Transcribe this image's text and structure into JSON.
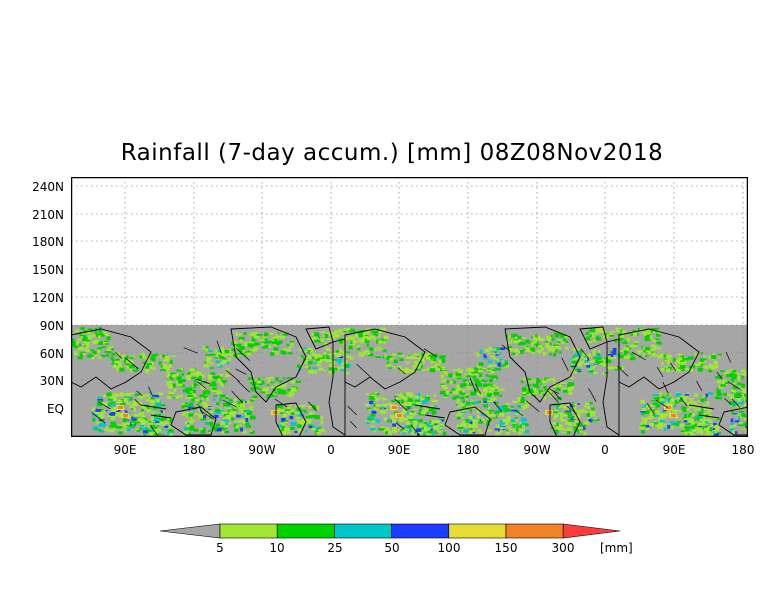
{
  "title": "Rainfall (7-day accum.) [mm] 08Z08Nov2018",
  "y_axis": {
    "tick_labels": [
      "240N",
      "210N",
      "180N",
      "150N",
      "120N",
      "90N",
      "60N",
      "30N",
      "EQ"
    ]
  },
  "x_axis": {
    "tick_labels": [
      "90E",
      "180",
      "90W",
      "0",
      "90E",
      "180",
      "90W",
      "0",
      "90E",
      "180"
    ]
  },
  "map": {
    "data_region": "90N to 30S, repeated longitude span",
    "no_data_color": "#a6a6a6",
    "coastline_color": "#000000",
    "grid": "dotted"
  },
  "legend": {
    "unit": "[mm]",
    "thresholds": [
      "5",
      "10",
      "25",
      "50",
      "100",
      "150",
      "300"
    ],
    "colors": [
      "#a6a6a6",
      "#a0e632",
      "#00d200",
      "#00c8c8",
      "#1e3cff",
      "#e6dc32",
      "#f08228",
      "#fa3c3c"
    ]
  }
}
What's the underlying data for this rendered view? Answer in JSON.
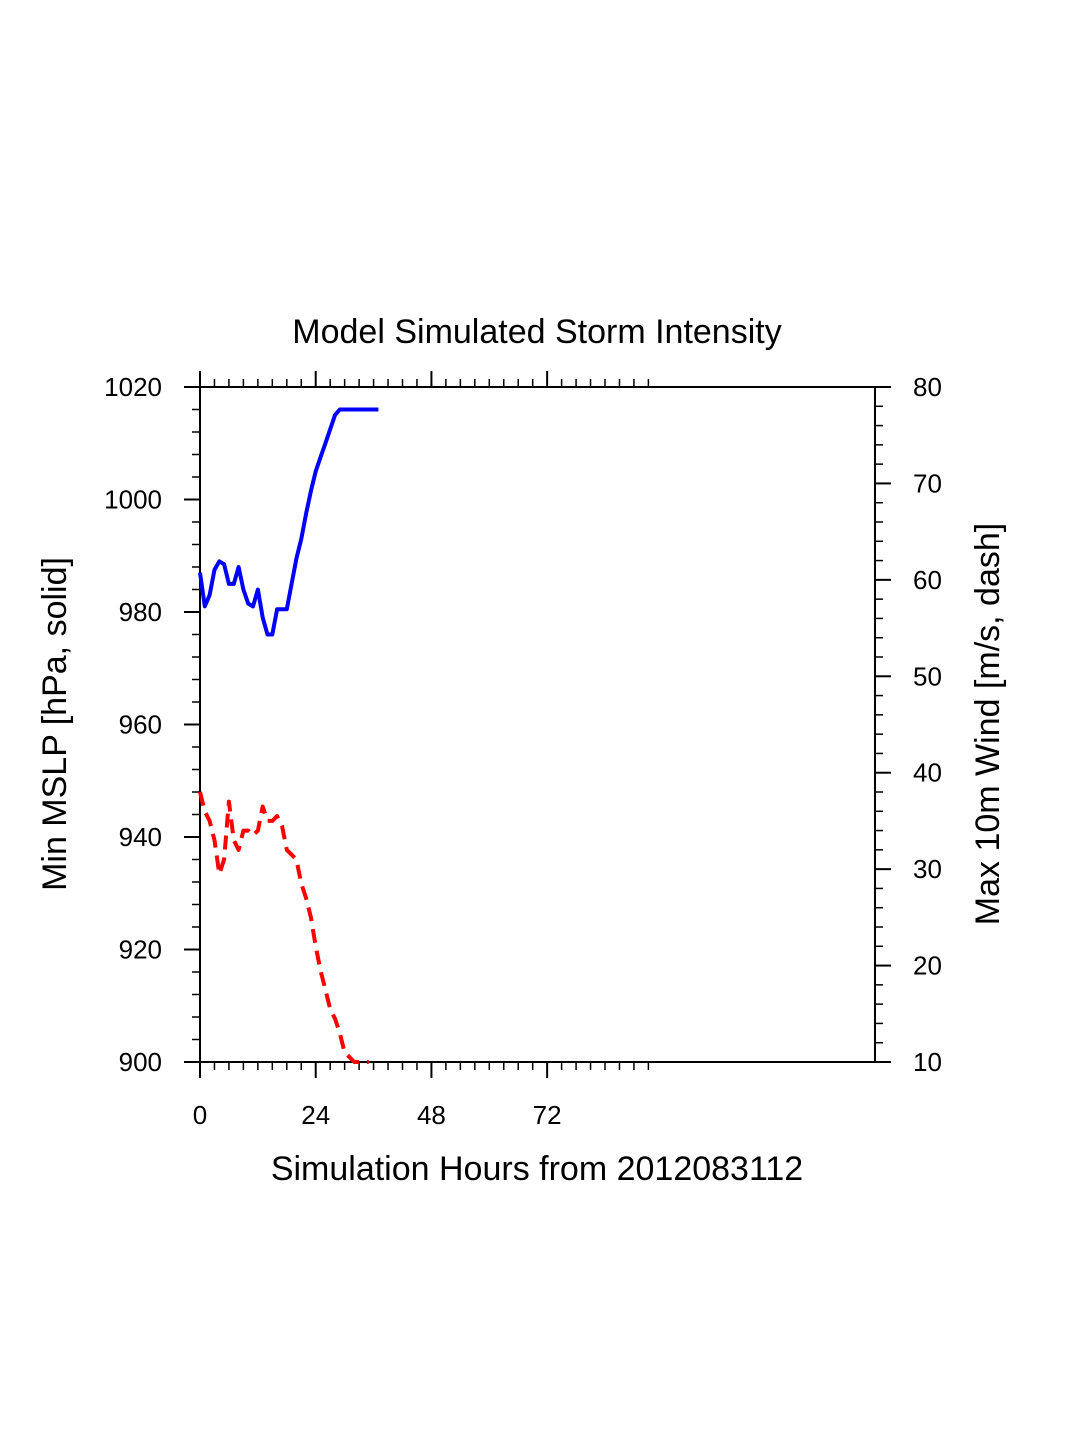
{
  "chart_data": {
    "type": "line",
    "title": "Model Simulated Storm Intensity",
    "xlabel": "Simulation Hours from 2012083112",
    "ylabel_left": "Min MSLP  [hPa, solid]",
    "ylabel_right": "Max 10m Wind  [m/s, dash]",
    "xlim": [
      0,
      140
    ],
    "xticks": [
      0,
      24,
      48,
      72
    ],
    "xtick_labels": [
      "0",
      "24",
      "48",
      "72"
    ],
    "ylim_left": [
      900,
      1020
    ],
    "yticks_left": [
      900,
      920,
      940,
      960,
      980,
      1000,
      1020
    ],
    "ytick_labels_left": [
      "900",
      "920",
      "940",
      "960",
      "980",
      "1000",
      "1020"
    ],
    "ylim_right": [
      10,
      80
    ],
    "yticks_right": [
      10,
      20,
      30,
      40,
      50,
      60,
      70,
      80
    ],
    "ytick_labels_right": [
      "10",
      "20",
      "30",
      "40",
      "50",
      "60",
      "70",
      "80"
    ],
    "grid": false,
    "series": [
      {
        "name": "Min MSLP",
        "axis": "left",
        "style": "solid",
        "color": "#0000ff",
        "x": [
          0,
          1,
          2,
          3,
          4,
          5,
          6,
          7,
          8,
          9,
          10,
          11,
          12,
          13,
          14,
          15,
          16,
          17,
          18,
          19,
          20,
          21,
          22,
          23,
          24,
          25,
          26,
          27,
          28,
          29,
          30,
          31,
          32,
          33,
          34,
          35,
          36,
          37
        ],
        "values": [
          987,
          981,
          983,
          987.5,
          989,
          988.5,
          985,
          985,
          988,
          984,
          981.5,
          981,
          984,
          979,
          976,
          976,
          980.5,
          980.5,
          980.5,
          985,
          989.5,
          993,
          997.5,
          1001.5,
          1005,
          1007.5,
          1010,
          1012.5,
          1015,
          1016,
          1016,
          1016,
          1016,
          1016,
          1016,
          1016,
          1016,
          1016
        ]
      },
      {
        "name": "Max 10m Wind",
        "axis": "right",
        "style": "dash",
        "color": "#ff0000",
        "x": [
          0,
          1,
          2,
          3,
          4,
          5,
          6,
          7,
          8,
          9,
          10,
          11,
          12,
          13,
          14,
          15,
          16,
          17,
          18,
          19,
          20,
          21,
          22,
          23,
          24,
          25,
          26,
          27,
          28,
          29,
          30,
          31,
          32,
          33,
          34,
          35
        ],
        "values": [
          38,
          36,
          35,
          33,
          29.5,
          31,
          37,
          33,
          32,
          34,
          34,
          33.5,
          34,
          36.5,
          35,
          35,
          35.5,
          34.5,
          32,
          31.5,
          31,
          28.5,
          27,
          25,
          22,
          19.5,
          17.5,
          15.5,
          14.5,
          13,
          11,
          10.5,
          10,
          10,
          10,
          10
        ]
      }
    ]
  }
}
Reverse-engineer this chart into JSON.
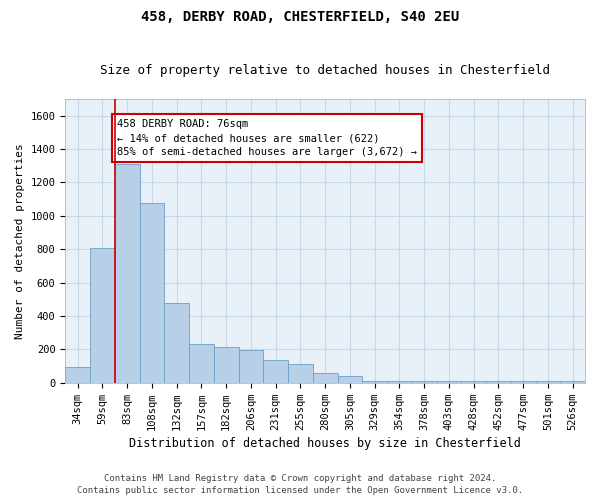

━━━━━━━━━━━━━━━━

◆ **Set exercise**
Return a copy of every line that includes the word "JSON".

◆ **Answer to this task**
Transcribe this image's text and structure into JSON.
What's the underlying data for this rendered view? Answer in JSON.
Reverse-engineer this chart into JSON.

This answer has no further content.